(Problem details): All of the material below is to be retyped exactly.

(Raw data):
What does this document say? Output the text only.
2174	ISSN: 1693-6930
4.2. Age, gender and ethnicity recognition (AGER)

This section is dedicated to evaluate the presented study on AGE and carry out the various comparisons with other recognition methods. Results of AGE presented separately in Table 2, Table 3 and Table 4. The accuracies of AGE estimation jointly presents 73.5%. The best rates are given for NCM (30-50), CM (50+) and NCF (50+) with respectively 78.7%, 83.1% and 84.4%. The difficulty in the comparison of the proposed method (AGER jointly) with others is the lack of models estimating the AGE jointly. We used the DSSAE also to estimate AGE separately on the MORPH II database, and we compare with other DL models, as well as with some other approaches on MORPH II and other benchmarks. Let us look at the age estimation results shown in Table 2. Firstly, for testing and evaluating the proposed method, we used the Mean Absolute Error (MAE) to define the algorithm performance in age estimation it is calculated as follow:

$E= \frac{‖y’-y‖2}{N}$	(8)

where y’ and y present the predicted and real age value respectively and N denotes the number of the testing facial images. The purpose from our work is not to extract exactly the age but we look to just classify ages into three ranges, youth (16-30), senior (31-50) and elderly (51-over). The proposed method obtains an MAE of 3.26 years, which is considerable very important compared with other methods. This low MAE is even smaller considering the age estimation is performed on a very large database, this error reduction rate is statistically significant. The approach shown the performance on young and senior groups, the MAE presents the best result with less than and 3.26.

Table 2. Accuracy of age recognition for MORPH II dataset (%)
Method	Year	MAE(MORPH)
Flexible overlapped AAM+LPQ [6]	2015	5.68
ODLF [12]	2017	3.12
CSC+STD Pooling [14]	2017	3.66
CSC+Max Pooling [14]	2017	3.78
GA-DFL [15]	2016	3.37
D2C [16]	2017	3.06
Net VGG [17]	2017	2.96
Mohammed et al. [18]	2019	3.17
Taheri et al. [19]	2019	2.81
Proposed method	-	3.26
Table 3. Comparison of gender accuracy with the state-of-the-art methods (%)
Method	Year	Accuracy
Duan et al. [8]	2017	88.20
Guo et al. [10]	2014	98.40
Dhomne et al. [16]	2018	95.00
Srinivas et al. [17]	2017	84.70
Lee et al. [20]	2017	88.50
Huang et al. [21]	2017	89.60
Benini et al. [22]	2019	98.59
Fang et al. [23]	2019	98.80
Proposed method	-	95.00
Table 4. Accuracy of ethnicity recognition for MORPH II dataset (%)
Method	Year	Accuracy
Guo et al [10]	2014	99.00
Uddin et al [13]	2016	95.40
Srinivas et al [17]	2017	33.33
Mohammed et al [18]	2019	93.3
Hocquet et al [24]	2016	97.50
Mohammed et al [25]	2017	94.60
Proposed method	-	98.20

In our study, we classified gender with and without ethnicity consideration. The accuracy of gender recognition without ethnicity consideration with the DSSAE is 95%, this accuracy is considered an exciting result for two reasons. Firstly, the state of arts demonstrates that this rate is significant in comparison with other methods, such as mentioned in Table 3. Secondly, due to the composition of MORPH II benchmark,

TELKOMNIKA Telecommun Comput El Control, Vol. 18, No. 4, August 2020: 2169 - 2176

(Solution for this task):
What does this document say? Output the text only.
2174	ISSN: 1693-6930
4.2. Age, gender and ethnicity recognition (AGER)

This section is dedicated to evaluate the presented study on AGE and carry out the various comparisons with other recognition methods. Results of AGE presented separately in Table 2, Table 3 and Table 4. The accuracies of AGE estimation jointly presents 73.5%. The best rates are given for NCM (30-50), CM (50+) and NCF (50+) with respectively 78.7%, 83.1% and 84.4%. The difficulty in the comparison of the proposed method (AGER jointly) with others is the lack of models estimating the AGE jointly. We used the DSSAE also to estimate AGE separately on the MORPH II database, and we compare with other DL models, as well as with some other approaches on MORPH II and other benchmarks. Let us look at the age estimation results shown in Table 2. Firstly, for testing and evaluating the proposed method, we used the Mean Absolute Error (MAE) to define the algorithm performance in age estimation it is calculated as follow:

$E= \frac{‖y’-y‖2}{N}$	(8)

where y’ and y present the predicted and real age value respectively and N denotes the number of the testing facial images. The purpose from our work is not to extract exactly the age but we look to just classify ages into three ranges, youth (16-30), senior (31-50) and elderly (51-over). The proposed method obtains an MAE of 3.26 years, which is considerable very important compared with other methods. This low MAE is even smaller considering the age estimation is performed on a very large database, this error reduction rate is statistically significant. The approach shown the performance on young and senior groups, the MAE presents the best result with less than and 3.26.

Table 2. Accuracy of age recognition for MORPH II dataset (%)
Method	Year	MAE(MORPH)
Flexible overlapped AAM+LPQ [6]	2015	5.68
ODLF [12]	2017	3.12
CSC+STD Pooling [14]	2017	3.66
CSC+Max Pooling [14]	2017	3.78
GA-DFL [15]	2016	3.37
D2C [16]	2017	3.06
Net VGG [17]	2017	2.96
Mohammed et al. [18]	2019	3.17
Taheri et al. [19]	2019	2.81
Proposed method	-	3.26
Table 3. Comparison of gender accuracy with the state-of-the-art methods (%)
Method	Year	Accuracy
Duan et al. [8]	2017	88.20
Guo et al. [10]	2014	98.40
Dhomne et al. [16]	2018	95.00
Srinivas et al. [17]	2017	84.70
Lee et al. [20]	2017	88.50
Huang et al. [21]	2017	89.60
Benini et al. [22]	2019	98.59
Fang et al. [23]	2019	98.80
Proposed method	-	95.00
Table 4. Accuracy of ethnicity recognition for MORPH II dataset (%)
Method	Year	Accuracy
Guo et al [10]	2014	99.00
Uddin et al [13]	2016	95.40
Srinivas et al [17]	2017	33.33
Mohammed et al [18]	2019	93.3
Hocquet et al [24]	2016	97.50
Mohammed et al [25]	2017	94.60
Proposed method	-	98.20

In our study, we classified gender with and without ethnicity consideration. The accuracy of gender recognition without ethnicity consideration with the DSSAE is 95%, this accuracy is considered an exciting result for two reasons. Firstly, the state of arts demonstrates that this rate is significant in comparison with other methods, such as mentioned in Table 3. Secondly, due to the composition of MORPH II benchmark,

TELKOMNIKA Telecommun Comput El Control, Vol. 18, No. 4, August 2020: 2169 - 2176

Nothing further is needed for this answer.